[What you have to do]
Pull out every line from the listing that has the word "sinh".

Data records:
• • • • •

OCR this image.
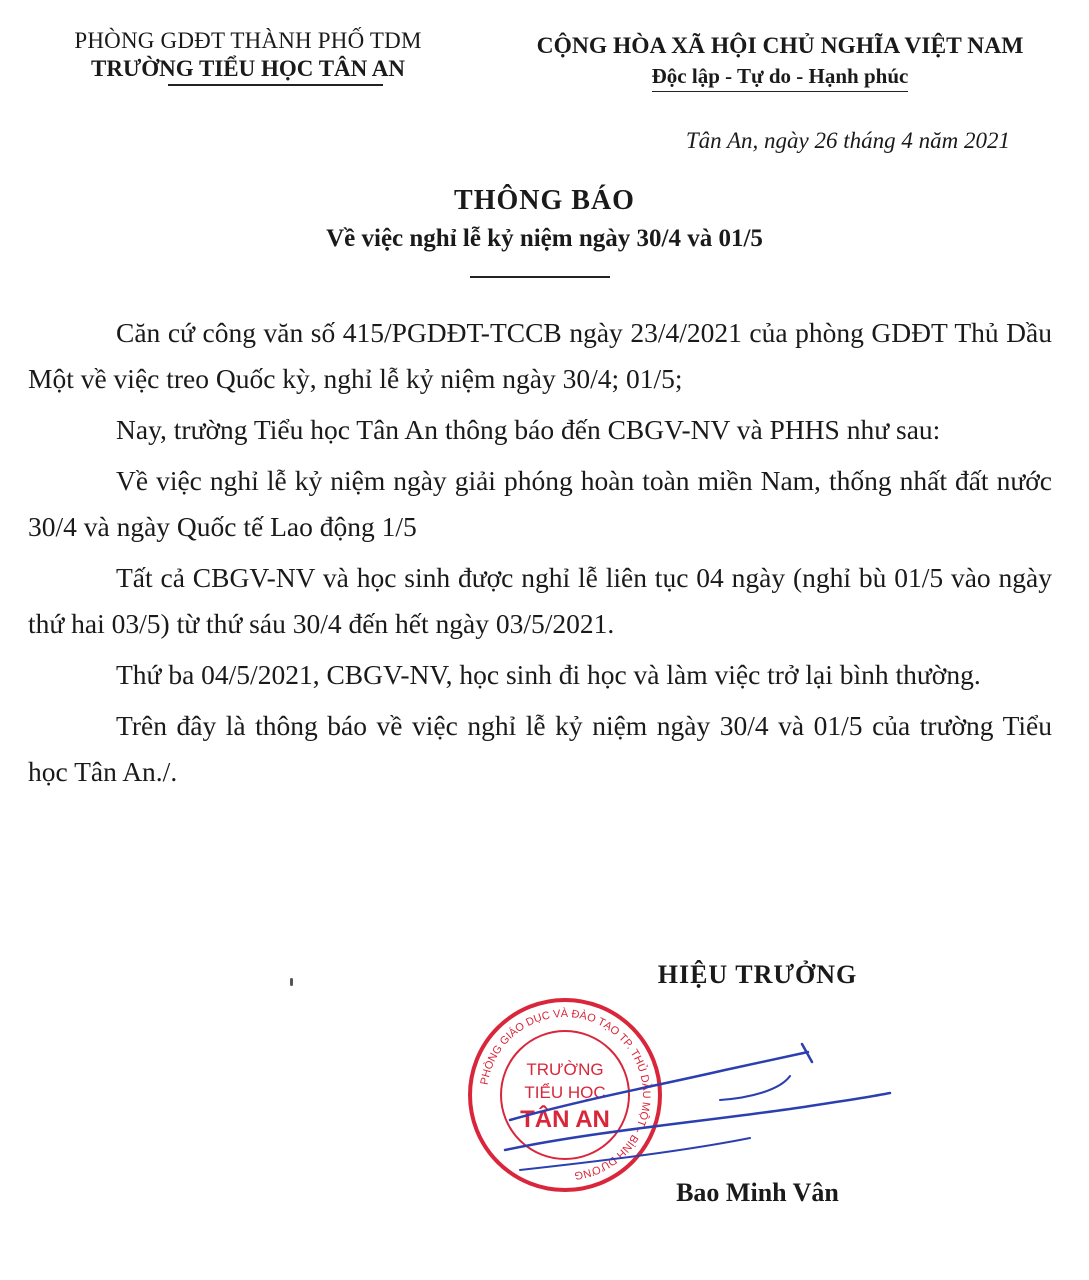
PHÒNG GDĐT THÀNH PHỐ TDM
TRƯỜNG TIỂU HỌC TÂN AN
CỘNG HÒA XÃ HỘI CHỦ NGHĨA VIỆT NAM
Độc lập - Tự do - Hạnh phúc
Tân An, ngày 26 tháng 4 năm 2021
THÔNG BÁO
Về việc nghỉ lễ kỷ niệm ngày 30/4 và 01/5

Căn cứ công văn số 415/PGDĐT-TCCB ngày 23/4/2021 của phòng GDĐT Thủ Dầu Một về việc treo Quốc kỳ, nghỉ lễ kỷ niệm ngày 30/4; 01/5;

Nay, trường Tiểu học Tân An thông báo đến CBGV-NV và PHHS như sau:

Về việc nghỉ lễ kỷ niệm ngày giải phóng hoàn toàn miền Nam, thống nhất đất nước 30/4 và ngày Quốc tế Lao động 1/5

Tất cả CBGV-NV và học sinh được nghỉ lễ liên tục 04 ngày (nghỉ bù 01/5 vào ngày thứ hai 03/5) từ thứ sáu 30/4 đến hết ngày 03/5/2021.

Thứ ba 04/5/2021, CBGV-NV, học sinh đi học và làm việc trở lại bình thường.

Trên đây là thông báo về việc nghỉ lễ kỷ niệm ngày 30/4 và 01/5 của trường Tiểu học Tân An./.

HIỆU TRƯỞNG
PHÒNG GIÁO DỤC VÀ ĐÀO TẠO TP. THỦ DẦU MỘT - BÌNH DƯƠNG
TRƯỜNG
TIỂU HỌC
TÂN AN
Bao Minh Vân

• • • • •

[Written response]
Tất cả CBGV-NV và học sinh được nghỉ lễ liên tục 04 ngày (nghỉ bù 01/5 vào ngày thứ hai 03/5) từ thứ sáu 30/4 đến hết ngày 03/5/2021.
Thứ ba 04/5/2021, CBGV-NV, học sinh đi học và làm việc trở lại bình thường.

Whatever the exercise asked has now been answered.